Bug 198406

Summary: More than 4 esxi vmxnet3 interfaces causes vlans attached to vmxnet interfaces to stop working
Product: Base System Reporter: Nick Hilliard <nick>
Component: kernAssignee: freebsd-bugs (Nobody) <bugs>
Status: New ---    
Severity: Affects Some People CC: avv314, bryanv, c.lilwah, emaste, gahope5, luca, ncrogers, rgrimes, rsaanon, timothyyl, tomasz.lutelmowski
Priority: ---    
Version: 10.1-RELEASE   
Hardware: amd64   
OS: Any   
Attachments:
Description Flags
More than 3 interfaces, VMXNET3 & E1000 detaches none

Description Nick Hilliard 2015-03-08 00:29:30 UTC
environment:
- vmware esxi 5.5.0 build 1892794
- freebsd 10.1-RELEASE amd64 VMs with vmxnet3 virtual ethernet interfaces
- vlans defined on vmx1 to vmx3

If a freebsd VM has 4 or fewer vmxnet3 interfaces, all vlans attached to any of the vmx interfaces will work fine, as expected.

If the freebsd VM has 5 more vmxnet3 interfaces, all vlans to all of the vmx interfaces will stop working.  tcpdump shows that no traffic is received, and that any traffic transmitted is not received by the destination host.  If the VM is shut down and the number of vmxnet3 interfaces is reduced to 4 or fewer, all the vlan interfaces start working again.

This is repeatable.
Comment 1 Nick Hilliard 2015-03-08 00:30:45 UTC
oops, typo.  that should read:

"If the freebsd VM has 5 or more vmxnet3 interfaces..."
Comment 2 timothyyl 2015-05-06 21:05:04 UTC
I believe I am seeing something very similar. In my case, everything works fine until I add a 5th interface, at which point nothing on that interface will work. The other interfaces continue to pass traffic, however. This essentially means that pfsense in VMware is useless if you plan on using one interface per port group and letting VMware do the tagging, since many places have greater than 5 VLANs in use. Any suggestions?
^^^^
→ DIRECTIVES:
1. Shorten the paragraph in the bug report that begins "I believe I am seeing something very similar," keeping its main facts.
2. Change the part of the bug report that opens with the words containing "If a freebsd" and closes with "start working again.", replacing "destination host" with "remote host".
The material that follows has no connection to the bug report.

→ SOURCE EXCERPT:
^^^^
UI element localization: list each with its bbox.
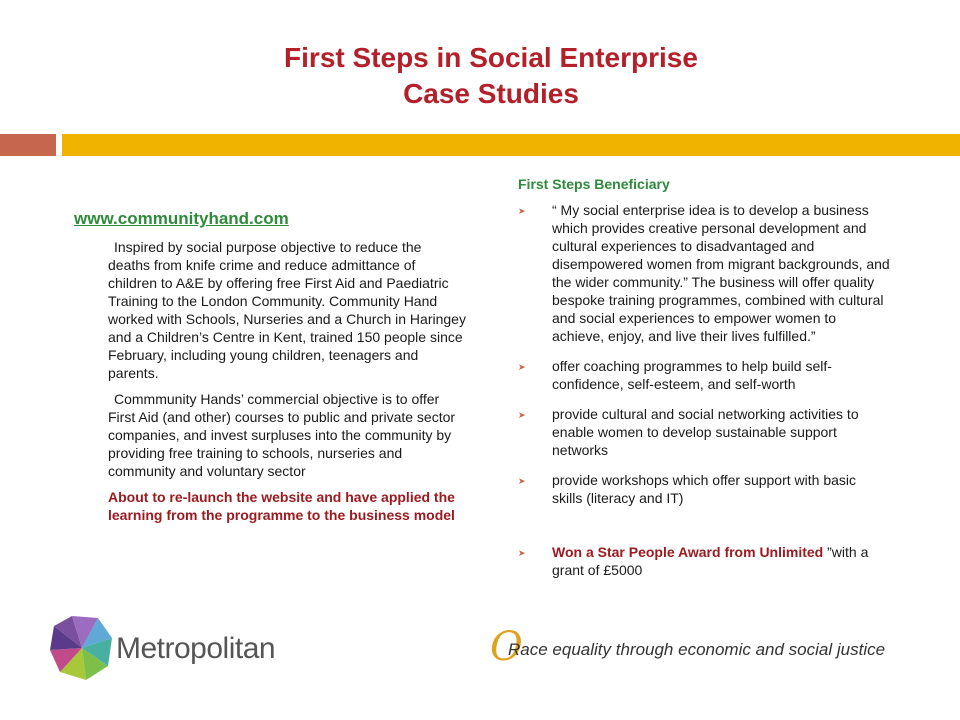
^^^^
→ PER-TASK OUTPUTS:
1. The commenter reports a similar problem: everything works until a 5th interface is added, and then nothing on that interface works, though the other interfaces still pass traffic. This makes pfsense in VMware useless for setups that use one interface per port group with VMware doing the tagging, since many places use more than 5 VLANs. The commenter asks for suggestions.

2.
If a freebsd VM has 4 or fewer vmxnet3 interfaces, all vlans attached to any of the vmx interfaces will work fine, as expected.

If the freebsd VM has 5 more vmxnet3 interfaces, all vlans to all of the vmx interfaces will stop working.  tcpdump shows that no traffic is received, and that any traffic transmitted is not received by the remote host.  If the VM is shut down and the number of vmxnet3 interfaces is reduced to 4 or fewer, all the vlan interfaces start working again.